▶ **Action item**
Everything in the listing must be repeated word for word.

▶ **Records for this exercise**
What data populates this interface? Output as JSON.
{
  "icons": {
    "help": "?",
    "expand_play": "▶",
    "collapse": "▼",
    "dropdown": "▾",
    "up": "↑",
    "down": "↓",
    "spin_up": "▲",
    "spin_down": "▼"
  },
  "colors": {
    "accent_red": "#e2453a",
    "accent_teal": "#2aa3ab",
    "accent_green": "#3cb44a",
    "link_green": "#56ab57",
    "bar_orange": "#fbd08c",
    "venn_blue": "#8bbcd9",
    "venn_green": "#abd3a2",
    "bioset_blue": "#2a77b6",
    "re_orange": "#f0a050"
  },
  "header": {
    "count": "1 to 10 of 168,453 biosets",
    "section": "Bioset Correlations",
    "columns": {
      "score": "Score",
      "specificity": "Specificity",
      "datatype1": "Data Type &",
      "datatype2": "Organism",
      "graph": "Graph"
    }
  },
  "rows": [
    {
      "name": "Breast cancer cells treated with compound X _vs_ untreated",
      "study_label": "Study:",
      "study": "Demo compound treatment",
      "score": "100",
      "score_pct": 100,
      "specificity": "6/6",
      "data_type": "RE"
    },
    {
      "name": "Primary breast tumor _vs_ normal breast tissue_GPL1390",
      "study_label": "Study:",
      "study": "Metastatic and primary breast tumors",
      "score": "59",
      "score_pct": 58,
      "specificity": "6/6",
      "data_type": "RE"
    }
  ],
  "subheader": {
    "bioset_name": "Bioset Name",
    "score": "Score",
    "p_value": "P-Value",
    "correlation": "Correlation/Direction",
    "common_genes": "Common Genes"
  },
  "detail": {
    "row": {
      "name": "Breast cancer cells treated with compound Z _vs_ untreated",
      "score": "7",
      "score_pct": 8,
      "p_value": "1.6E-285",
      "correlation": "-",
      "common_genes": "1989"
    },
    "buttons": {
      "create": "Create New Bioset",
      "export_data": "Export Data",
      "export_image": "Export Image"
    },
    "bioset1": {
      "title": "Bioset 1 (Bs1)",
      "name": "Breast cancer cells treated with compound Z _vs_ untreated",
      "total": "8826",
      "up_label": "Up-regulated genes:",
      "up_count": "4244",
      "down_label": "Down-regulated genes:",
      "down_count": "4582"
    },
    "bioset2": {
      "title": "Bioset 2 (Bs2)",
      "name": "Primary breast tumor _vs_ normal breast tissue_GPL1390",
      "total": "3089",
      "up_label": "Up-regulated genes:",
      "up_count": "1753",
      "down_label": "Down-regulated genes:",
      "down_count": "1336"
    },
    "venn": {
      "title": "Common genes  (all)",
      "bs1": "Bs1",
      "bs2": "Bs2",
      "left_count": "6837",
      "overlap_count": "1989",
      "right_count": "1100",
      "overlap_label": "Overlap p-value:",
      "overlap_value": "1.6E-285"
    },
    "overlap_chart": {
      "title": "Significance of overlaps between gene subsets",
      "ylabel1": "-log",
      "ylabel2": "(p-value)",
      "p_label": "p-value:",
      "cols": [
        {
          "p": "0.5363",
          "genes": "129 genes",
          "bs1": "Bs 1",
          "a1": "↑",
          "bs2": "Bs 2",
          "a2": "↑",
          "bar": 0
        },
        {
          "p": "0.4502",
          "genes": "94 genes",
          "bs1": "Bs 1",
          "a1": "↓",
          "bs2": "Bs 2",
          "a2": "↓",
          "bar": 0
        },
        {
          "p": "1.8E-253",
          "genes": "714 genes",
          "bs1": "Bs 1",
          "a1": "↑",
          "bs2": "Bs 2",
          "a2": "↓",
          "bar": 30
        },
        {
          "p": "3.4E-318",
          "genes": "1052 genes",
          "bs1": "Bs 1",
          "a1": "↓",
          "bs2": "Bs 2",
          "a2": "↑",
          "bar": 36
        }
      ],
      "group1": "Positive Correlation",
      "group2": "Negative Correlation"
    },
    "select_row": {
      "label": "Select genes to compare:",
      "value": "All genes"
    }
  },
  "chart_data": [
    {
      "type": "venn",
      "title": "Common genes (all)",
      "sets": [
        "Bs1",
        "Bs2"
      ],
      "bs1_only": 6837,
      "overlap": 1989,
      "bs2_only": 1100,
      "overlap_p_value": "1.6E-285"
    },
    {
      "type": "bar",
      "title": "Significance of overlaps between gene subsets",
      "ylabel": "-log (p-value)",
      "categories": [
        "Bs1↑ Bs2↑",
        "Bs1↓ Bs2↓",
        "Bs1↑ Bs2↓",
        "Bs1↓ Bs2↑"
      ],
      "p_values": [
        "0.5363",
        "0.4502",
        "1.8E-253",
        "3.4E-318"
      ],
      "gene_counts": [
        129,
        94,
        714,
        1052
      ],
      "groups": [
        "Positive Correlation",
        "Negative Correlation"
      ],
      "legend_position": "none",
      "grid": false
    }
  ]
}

▶ **Response to the exercise**
What data populates this interface? Output as JSON.
{
  "icons": {
    "help": "?",
    "expand_play": "▶",
    "collapse": "▼",
    "dropdown": "▾",
    "up": "↑",
    "down": "↓",
    "spin_up": "▲",
    "spin_down": "▼"
  },
  "colors": {
    "accent_red": "#e2453a",
    "accent_teal": "#2aa3ab",
    "accent_green": "#3cb44a",
    "link_green": "#56ab57",
    "bar_orange": "#fbd08c",
    "venn_blue": "#8bbcd9",
    "venn_green": "#abd3a2",
    "bioset_blue": "#2a77b6",
    "re_orange": "#f0a050"
  },
  "header": {
    "count": "1 to 10 of 168,453 biosets",
    "section": "Bioset Correlations",
    "columns": {
      "score": "Score",
      "specificity": "Specificity",
      "datatype1": "Data Type &",
      "datatype2": "Organism",
      "graph": "Graph"
    }
  },
  "rows": [
    {
      "name": "Breast cancer cells treated with compound X _vs_ untreated",
      "study_label": "Study:",
      "study": "Demo compound treatment",
      "score": "100",
      "score_pct": 100,
      "specificity": "6/6",
      "data_type": "RE"
    },
    {
      "name": "Primary breast tumor _vs_ normal breast tissue_GPL1390",
      "study_label": "Study:",
      "study": "Metastatic and primary breast tumors",
      "score": "59",
      "score_pct": 58,
      "specificity": "6/6",
      "data_type": "RE"
    }
  ],
  "subheader": {
    "bioset_name": "Bioset Name",
    "score": "Score",
    "p_value": "P-Value",
    "correlation": "Correlation/Direction",
    "common_genes": "Common Genes"
  },
  "detail": {
    "row": {
      "name": "Breast cancer cells treated with compound Z _vs_ untreated",
      "score": "7",
      "score_pct": 8,
      "p_value": "1.6E-285",
      "correlation": "-",
      "common_genes": "1989"
    },
    "buttons": {
      "create": "Create New Bioset",
      "export_data": "Export Data",
      "export_image": "Export Image"
    },
    "bioset1": {
      "title": "Bioset 1 (Bs1)",
      "name": "Breast cancer cells treated with compound Z _vs_ untreated",
      "total": "8826",
      "up_label": "Up-regulated genes:",
      "up_count": "4244",
      "down_label": "Down-regulated genes:",
      "down_count": "4582"
    },
    "bioset2": {
      "title": "Bioset 2 (Bs2)",
      "name": "Primary breast tumor _vs_ normal breast tissue_GPL1390",
      "total": "3089",
      "up_label": "Up-regulated genes:",
      "up_count": "1753",
      "down_label": "Down-regulated genes:",
      "down_count": "1336"
    },
    "venn": {
      "title": "Common genes  (all)",
      "bs1": "Bs1",
      "bs2": "Bs2",
      "left_count": "6837",
      "overlap_count": "1989",
      "right_count": "1100",
      "overlap_label": "Overlap p-value:",
      "overlap_value": "1.6E-285"
    },
    "overlap_chart": {
      "title": "Significance of overlaps between gene subsets",
      "ylabel1": "-log",
      "ylabel2": "(p-value)",
      "p_label": "p-value:",
      "cols": [
        {
          "p": "0.5363",
          "genes": "129 genes",
          "bs1": "Bs 1",
          "a1": "↑",
          "bs2": "Bs 2",
          "a2": "↑",
          "bar": 0
        },
        {
          "p": "0.4502",
          "genes": "94 genes",
          "bs1": "Bs 1",
          "a1": "↓",
          "bs2": "Bs 2",
          "a2": "↓",
          "bar": 0
        },
        {
          "p": "1.8E-253",
          "genes": "714 genes",
          "bs1": "Bs 1",
          "a1": "↑",
          "bs2": "Bs 2",
          "a2": "↓",
          "bar": 30
        },
        {
          "p": "3.4E-318",
          "genes": "1052 genes",
          "bs1": "Bs 1",
          "a1": "↓",
          "bs2": "Bs 2",
          "a2": "↑",
          "bar": 36
        }
      ],
      "group1": "Positive Correlation",
      "group2": "Negative Correlation"
    },
    "select_row": {
      "label": "Select genes to compare:",
      "value": "All genes"
    }
  },
  "chart_data": [
    {
      "type": "venn",
      "title": "Common genes (all)",
      "sets": [
        "Bs1",
        "Bs2"
      ],
      "bs1_only": 6837,
      "overlap": 1989,
      "bs2_only": 1100,
      "overlap_p_value": "1.6E-285"
    },
    {
      "type": "bar",
      "title": "Significance of overlaps between gene subsets",
      "ylabel": "-log (p-value)",
      "categories": [
        "Bs1↑ Bs2↑",
        "Bs1↓ Bs2↓",
        "Bs1↑ Bs2↓",
        "Bs1↓ Bs2↑"
      ],
      "p_values": [
        "0.5363",
        "0.4502",
        "1.8E-253",
        "3.4E-318"
      ],
      "gene_counts": [
        129,
        94,
        714,
        1052
      ],
      "groups": [
        "Positive Correlation",
        "Negative Correlation"
      ],
      "legend_position": "none",
      "grid": false
    }
  ]
}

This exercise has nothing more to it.